__TEXTO FORNECIDO__.
"""

Os governantes nacional-socialistas podiam, assim, ter como certo que o Tribunal do Povo seria a garantia de que todas as formas de oposição seriam objeto da mais rigorosa perseguição e liquidação. Para isso, também contribuiu a colaboração íntima com a Gestapo, encarregada da instrução de quase todos os processos de traição levados ao Tribunal do Povo. Criticada por alguns dos juízes que o integravam, a influência da polícia secreta era tão grande em certos aspetos, que os procuradores e os juízes do Tribunal do Povo quase pareciam um simples prolongamento da Gestapo. Os acusados, que normalmente passavam vários meses detidos, eram vítimas de maus tratos e vexames. Mais tarde, e especialmente durante a fase final da guerra, chegaram a ser sistematicamente torturados. Os juízes do Tribunal do Povo não escondiam o seu desagrado por essa intervenção, porém, geralmente, não se demoravam na sua abordagem, nem mesmo quando um réu dava o dito por não dito, argumentando que fora forçado a confessar devido aos violentos métodos de interrogatório da Gestapo.
O poder absoluto da Gestapo revelava-se também no facto de poder, livremente, deter as mesmas pessoas que haviam sido postas em liberdade uma vez cumprida a prisão preventiva, quando os réus eram absolvidos ou libertos depois de cumprida a pena ou de serem indultados. Os detidos eram de seguida deportados para um campo de concentração, sendo ignoradas as decisões dos tribunais e dos órgãos executivos que podiam decretar os indultos.
Numa conferência realizada, em 11 de novembro de 1936, em Berlim, sobre «A Justiça e a Gestapo», Freisler, que então era secretário de Estado, mostrou uma compreensão muito invulgar pelos processos da Gestapo, embora exigisse que tivessem base legal. Travava-se nessa altura uma batalha pelos espaços de atuação e de competência entre o sistema judicial e a Gestapo, e a conferência de Berlim serviu para as duas partes tentarem chegar a um entendimento. No fim, foi divulgada uma declaração conjunta onde se defendia uma colaboração mais estreita para lidar mais eficazmente com as «atividades de traição». Pouco depois, Heinrich Himmler, o comandante-chefe da SS, ordenou que houvesse um intercâmbio regular entre a Gestapo e o Tribunal do Povo em todos os processos de traição.

"""

__TAREFAS DO EXERCÍCIO__.
[1] Responda a estas perguntas com base no texto sobre o Tribunal do Povo e a Gestapo:
(a) Quem estava encarregado da instrução de quase todos os processos de traição levados ao Tribunal do Povo?
(b) Para onde eram deportados os detidos que a Gestapo voltava a prender?
(c) Em que data e em que cidade se realizou a conferência sobre «A Justiça e a Gestapo»?
[2] Substitua "conferência" por "reunião" no trecho do texto sobre o Tribunal do Povo e a Gestapo que vai de "Numa conferência realizada, em" a "processos de traição.", inclusive, e apresente o trecho resultante.
[3] Continue o texto sobre o Tribunal do Povo e a Gestapo a partir da última frase apresentada.
A listagem não tem nenhum papel nestas tarefas.

__EXTRATO DE DADOS__.
"""

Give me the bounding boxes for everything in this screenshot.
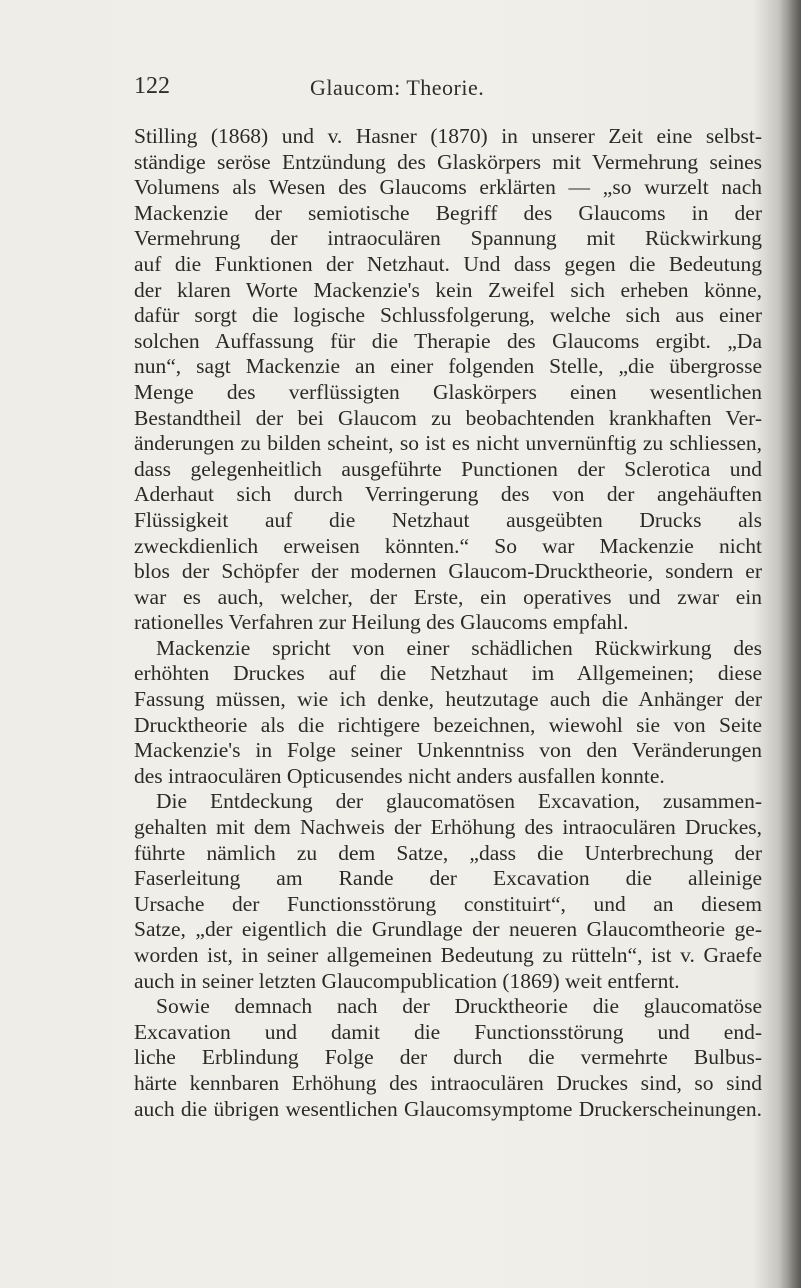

"""

__RESULTADOS FINAIS__.
[1]
(a) A Gestapo.
(b) Para um campo de concentração.
(c) Em 11 de novembro de 1936, em Berlim.

[2]
Numa reunião realizada, em 11 de novembro de 1936, em Berlim, sobre «A Justiça e a Gestapo», Freisler, que então era secretário de Estado, mostrou uma compreensão muito invulgar pelos processos da Gestapo, embora exigisse que tivessem base legal. Travava-se nessa altura uma batalha pelos espaços de atuação e de competência entre o sistema judicial e a Gestapo, e a reunião de Berlim serviu para as duas partes tentarem chegar a um entendimento. No fim, foi divulgada uma declaração conjunta onde se defendia uma colaboração mais estreita para lidar mais eficazmente com as «atividades de traição». Pouco depois, Heinrich Himmler, o comandante-chefe da SS, ordenou que houvesse um intercâmbio regular entre a Gestapo e o Tribunal do Povo em todos os processos de traição.

[3]
Mas mesmo quando o descontentamento relativo à crescente influência da Polícia Secreta do Estado começou a alastrar — e não apenas entre os juristas do Tribunal do Povo —, a praxis jurídica não se alterou. Com base num édito de Heydrich, chefe da Polícia de Segurança (SiPo), sobre «Os princípios de segurança interna do Estado durante a guerra» (de 3 de setembro de 1939), a Gestapo estabeleceu a sua justiça penal a fim de dar sequência a todo o tipo de processos da sua jurisdição, sobrepondo-se, por isso, à jurisdição comum. Apesar do desagrado e de protestos pontuais, o sistema judicial limitou-se a ficar a ver como se esvaíam gradualmente algumas das suas competências. E mesmo onde conseguia manter a sua atividade, só podia esperar que, a qualquer momento, houvesse uma intervenção do próprio Hitler a alterar as decisões que lhe pudessem desagradar.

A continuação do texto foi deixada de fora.